● Work required:
In the listing that follows, how many lines contain "open"? Give the number only.

● Provided records:

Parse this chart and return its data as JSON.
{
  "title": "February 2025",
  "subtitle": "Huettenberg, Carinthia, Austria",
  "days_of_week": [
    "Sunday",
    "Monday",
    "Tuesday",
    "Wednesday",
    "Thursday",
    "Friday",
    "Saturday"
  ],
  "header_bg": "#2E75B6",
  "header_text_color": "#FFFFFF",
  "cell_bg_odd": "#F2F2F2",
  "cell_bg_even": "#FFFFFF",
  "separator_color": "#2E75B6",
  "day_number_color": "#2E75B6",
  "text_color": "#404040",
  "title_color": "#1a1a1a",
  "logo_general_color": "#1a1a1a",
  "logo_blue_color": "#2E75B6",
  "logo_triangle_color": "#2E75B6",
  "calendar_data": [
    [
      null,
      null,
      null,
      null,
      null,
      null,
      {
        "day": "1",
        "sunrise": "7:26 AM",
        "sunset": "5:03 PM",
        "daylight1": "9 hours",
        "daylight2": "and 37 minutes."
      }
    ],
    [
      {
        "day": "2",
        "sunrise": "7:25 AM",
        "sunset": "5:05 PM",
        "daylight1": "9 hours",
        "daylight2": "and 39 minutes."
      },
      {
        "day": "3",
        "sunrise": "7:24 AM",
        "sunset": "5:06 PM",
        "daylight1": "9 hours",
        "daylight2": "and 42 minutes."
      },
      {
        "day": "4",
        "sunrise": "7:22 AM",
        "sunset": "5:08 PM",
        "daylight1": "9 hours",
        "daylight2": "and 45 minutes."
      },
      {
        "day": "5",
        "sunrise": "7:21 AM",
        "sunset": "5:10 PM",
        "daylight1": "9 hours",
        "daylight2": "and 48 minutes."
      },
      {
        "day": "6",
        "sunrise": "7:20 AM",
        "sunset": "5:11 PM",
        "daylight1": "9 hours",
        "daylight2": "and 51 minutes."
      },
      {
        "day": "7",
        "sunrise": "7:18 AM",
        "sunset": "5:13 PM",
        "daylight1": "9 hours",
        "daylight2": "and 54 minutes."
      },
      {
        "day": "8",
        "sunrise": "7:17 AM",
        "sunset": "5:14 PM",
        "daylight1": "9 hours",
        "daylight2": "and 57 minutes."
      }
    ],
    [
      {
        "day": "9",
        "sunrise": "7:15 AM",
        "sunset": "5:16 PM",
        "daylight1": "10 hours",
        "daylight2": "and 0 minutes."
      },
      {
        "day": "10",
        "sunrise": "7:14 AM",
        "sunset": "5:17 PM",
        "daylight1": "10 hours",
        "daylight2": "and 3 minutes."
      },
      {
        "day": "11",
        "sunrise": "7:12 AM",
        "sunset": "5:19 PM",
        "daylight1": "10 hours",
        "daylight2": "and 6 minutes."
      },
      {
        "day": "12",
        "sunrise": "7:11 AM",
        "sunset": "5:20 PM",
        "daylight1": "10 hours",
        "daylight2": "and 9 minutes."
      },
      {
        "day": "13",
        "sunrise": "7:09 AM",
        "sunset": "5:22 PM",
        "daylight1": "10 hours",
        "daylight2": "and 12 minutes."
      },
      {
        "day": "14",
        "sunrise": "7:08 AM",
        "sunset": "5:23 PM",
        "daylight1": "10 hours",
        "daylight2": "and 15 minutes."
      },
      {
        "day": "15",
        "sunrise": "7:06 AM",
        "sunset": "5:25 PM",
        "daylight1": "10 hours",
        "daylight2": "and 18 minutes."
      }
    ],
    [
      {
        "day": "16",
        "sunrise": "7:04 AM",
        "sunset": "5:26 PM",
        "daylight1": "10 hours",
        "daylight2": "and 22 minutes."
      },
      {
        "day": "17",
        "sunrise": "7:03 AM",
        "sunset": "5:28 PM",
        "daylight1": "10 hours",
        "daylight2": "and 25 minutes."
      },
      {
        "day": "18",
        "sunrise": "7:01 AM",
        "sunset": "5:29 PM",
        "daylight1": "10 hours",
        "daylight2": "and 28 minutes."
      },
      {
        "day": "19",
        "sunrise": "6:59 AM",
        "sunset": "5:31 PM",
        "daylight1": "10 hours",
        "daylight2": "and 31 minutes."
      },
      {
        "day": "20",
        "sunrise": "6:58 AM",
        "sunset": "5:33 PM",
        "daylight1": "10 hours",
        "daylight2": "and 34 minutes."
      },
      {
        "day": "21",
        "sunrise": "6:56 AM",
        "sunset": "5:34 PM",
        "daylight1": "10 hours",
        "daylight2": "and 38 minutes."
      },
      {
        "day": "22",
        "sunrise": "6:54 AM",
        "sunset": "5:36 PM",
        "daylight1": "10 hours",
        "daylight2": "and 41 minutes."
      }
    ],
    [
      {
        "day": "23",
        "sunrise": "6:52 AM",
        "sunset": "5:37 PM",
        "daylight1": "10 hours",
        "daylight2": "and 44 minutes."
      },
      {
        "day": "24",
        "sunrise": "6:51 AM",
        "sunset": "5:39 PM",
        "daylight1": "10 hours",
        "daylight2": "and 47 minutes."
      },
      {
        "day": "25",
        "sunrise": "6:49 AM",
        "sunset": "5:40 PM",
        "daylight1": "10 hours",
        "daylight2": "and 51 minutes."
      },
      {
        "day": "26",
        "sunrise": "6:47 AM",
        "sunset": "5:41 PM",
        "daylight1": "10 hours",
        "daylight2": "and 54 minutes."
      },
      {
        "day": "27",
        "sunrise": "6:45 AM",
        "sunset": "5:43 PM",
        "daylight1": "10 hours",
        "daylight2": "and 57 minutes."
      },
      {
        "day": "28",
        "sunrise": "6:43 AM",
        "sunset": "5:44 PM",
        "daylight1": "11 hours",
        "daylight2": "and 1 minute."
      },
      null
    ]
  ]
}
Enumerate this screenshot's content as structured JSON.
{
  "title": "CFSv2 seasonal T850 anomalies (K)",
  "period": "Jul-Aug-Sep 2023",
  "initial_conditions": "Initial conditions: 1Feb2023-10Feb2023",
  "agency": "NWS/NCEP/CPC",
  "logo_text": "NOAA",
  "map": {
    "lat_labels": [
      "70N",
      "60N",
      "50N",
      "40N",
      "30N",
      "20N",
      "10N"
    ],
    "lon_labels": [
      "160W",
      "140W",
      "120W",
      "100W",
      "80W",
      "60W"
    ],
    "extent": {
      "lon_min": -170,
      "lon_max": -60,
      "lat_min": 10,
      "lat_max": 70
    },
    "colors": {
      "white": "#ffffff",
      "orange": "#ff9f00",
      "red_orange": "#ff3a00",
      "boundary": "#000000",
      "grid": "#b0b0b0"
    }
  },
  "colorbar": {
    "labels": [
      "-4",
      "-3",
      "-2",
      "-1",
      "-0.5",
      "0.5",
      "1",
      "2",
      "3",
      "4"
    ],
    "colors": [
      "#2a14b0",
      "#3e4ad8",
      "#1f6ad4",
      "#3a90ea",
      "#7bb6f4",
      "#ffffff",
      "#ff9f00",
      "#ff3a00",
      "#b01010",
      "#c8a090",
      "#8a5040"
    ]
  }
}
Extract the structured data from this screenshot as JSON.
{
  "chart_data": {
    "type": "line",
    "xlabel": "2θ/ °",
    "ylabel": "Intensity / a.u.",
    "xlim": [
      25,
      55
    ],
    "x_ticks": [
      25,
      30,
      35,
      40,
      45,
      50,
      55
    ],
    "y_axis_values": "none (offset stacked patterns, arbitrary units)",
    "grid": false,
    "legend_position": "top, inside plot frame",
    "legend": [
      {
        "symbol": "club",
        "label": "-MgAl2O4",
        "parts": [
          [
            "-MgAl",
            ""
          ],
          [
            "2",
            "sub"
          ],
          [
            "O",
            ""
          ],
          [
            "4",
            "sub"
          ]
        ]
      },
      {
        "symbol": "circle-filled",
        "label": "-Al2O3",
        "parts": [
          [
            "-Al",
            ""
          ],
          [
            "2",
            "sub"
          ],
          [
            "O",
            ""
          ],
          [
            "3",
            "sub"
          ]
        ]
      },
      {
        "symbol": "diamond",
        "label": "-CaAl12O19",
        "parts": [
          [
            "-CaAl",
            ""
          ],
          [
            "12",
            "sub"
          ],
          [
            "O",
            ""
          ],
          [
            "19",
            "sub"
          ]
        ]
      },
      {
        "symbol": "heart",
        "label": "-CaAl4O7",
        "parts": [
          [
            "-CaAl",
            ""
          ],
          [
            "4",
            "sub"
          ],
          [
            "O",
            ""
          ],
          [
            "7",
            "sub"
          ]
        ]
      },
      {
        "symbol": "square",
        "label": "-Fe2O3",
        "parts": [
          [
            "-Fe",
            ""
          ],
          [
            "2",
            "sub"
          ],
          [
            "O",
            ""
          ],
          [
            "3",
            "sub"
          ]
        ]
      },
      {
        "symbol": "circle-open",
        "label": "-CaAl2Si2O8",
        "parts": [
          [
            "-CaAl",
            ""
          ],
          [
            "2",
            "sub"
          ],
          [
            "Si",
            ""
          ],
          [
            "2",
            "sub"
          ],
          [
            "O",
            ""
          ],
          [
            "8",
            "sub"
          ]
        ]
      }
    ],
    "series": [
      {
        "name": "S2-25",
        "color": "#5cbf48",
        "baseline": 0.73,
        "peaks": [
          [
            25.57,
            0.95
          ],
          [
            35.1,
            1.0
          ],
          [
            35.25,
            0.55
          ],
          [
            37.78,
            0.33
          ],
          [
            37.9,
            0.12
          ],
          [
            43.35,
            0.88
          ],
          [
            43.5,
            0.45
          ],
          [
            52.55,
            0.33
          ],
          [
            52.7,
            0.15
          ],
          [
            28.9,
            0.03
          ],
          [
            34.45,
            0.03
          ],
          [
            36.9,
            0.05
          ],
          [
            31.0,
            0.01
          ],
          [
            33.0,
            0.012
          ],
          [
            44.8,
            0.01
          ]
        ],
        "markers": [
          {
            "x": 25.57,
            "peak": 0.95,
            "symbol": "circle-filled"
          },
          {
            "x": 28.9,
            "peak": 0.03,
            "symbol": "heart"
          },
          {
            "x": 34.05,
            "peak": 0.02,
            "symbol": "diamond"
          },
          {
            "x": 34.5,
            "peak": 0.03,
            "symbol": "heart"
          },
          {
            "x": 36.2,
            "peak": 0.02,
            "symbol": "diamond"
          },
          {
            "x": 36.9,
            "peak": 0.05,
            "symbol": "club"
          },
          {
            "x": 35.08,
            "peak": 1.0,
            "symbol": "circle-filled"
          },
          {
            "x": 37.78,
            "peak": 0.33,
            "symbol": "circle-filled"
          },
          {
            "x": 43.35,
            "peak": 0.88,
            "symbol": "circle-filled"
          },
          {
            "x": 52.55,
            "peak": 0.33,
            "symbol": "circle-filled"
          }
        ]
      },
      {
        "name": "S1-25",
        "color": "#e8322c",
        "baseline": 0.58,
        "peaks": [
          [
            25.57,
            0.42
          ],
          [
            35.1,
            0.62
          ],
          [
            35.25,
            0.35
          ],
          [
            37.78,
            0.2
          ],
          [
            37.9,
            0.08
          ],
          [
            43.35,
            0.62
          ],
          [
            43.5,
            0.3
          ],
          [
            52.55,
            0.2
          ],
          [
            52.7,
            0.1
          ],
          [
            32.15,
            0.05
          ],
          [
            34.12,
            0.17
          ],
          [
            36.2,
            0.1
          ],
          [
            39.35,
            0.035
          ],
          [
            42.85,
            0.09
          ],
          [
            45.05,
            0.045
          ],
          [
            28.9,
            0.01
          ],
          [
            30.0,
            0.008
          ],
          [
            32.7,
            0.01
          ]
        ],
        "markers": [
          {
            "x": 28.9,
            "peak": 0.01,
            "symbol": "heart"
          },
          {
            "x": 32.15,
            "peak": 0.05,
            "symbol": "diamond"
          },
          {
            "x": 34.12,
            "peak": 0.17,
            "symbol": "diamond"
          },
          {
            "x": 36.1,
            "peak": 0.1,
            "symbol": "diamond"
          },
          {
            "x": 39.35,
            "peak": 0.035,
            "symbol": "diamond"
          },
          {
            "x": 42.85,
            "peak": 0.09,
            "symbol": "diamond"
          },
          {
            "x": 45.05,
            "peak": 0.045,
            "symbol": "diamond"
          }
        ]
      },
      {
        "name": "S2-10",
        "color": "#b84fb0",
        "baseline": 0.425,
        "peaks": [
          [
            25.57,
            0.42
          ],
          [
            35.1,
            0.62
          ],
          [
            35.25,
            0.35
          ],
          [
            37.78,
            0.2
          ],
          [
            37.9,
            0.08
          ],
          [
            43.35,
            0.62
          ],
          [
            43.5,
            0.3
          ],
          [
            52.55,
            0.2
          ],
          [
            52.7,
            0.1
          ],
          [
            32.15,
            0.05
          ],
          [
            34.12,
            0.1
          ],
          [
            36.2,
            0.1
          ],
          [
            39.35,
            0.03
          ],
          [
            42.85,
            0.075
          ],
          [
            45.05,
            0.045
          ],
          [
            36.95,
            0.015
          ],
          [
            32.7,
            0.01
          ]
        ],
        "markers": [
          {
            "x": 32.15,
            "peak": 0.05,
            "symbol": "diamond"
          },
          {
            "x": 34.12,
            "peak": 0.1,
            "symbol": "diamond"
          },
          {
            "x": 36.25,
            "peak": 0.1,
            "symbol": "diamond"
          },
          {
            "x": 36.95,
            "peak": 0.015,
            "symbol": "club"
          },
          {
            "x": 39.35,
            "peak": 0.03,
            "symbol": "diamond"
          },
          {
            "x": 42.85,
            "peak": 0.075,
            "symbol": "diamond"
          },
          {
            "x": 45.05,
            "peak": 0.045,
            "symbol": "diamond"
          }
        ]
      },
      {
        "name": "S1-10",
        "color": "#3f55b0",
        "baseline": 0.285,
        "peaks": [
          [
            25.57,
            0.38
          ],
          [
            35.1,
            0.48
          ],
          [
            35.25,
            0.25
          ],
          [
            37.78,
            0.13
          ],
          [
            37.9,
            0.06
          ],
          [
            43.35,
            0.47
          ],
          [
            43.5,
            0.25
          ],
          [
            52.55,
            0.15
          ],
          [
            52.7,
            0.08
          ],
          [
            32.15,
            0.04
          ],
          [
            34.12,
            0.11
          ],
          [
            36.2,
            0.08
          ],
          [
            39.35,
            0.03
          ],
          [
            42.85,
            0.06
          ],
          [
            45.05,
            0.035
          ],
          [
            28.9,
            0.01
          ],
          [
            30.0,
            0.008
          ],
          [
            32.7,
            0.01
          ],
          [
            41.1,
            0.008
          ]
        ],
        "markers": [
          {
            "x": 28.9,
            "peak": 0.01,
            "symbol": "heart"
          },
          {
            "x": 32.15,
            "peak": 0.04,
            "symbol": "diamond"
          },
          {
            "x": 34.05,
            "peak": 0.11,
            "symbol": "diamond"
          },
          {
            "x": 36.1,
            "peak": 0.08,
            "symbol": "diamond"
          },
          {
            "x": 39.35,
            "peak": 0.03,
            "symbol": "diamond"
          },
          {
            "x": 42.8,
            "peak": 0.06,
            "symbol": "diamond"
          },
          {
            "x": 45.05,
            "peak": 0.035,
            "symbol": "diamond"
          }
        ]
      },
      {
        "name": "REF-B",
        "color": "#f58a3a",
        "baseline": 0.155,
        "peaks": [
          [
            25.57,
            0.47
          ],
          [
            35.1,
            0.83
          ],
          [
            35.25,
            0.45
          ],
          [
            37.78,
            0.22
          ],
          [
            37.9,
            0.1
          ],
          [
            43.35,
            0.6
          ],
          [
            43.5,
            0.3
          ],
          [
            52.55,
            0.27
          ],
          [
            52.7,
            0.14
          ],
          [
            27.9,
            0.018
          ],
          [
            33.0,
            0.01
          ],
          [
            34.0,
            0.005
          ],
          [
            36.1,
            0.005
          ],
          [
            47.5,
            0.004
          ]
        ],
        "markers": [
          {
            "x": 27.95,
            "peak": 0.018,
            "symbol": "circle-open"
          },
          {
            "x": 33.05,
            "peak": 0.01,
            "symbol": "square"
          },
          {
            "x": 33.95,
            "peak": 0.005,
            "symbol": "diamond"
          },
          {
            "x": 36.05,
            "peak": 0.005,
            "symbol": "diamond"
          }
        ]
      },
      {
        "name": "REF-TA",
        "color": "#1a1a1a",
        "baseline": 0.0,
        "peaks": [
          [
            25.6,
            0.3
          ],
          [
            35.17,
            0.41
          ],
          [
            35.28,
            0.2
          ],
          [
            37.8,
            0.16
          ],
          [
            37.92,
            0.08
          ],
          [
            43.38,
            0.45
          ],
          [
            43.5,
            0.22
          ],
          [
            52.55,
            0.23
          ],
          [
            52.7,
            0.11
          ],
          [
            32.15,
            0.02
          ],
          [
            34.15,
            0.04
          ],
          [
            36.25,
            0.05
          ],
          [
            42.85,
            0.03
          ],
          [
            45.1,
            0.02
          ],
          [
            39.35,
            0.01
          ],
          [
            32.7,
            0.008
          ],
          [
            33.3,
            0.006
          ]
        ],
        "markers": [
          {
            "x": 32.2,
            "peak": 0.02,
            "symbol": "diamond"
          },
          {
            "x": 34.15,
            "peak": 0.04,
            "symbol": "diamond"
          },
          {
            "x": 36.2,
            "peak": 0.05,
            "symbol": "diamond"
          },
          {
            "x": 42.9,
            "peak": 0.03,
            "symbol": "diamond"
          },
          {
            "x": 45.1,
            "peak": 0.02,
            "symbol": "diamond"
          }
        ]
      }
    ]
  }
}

● Task response:
2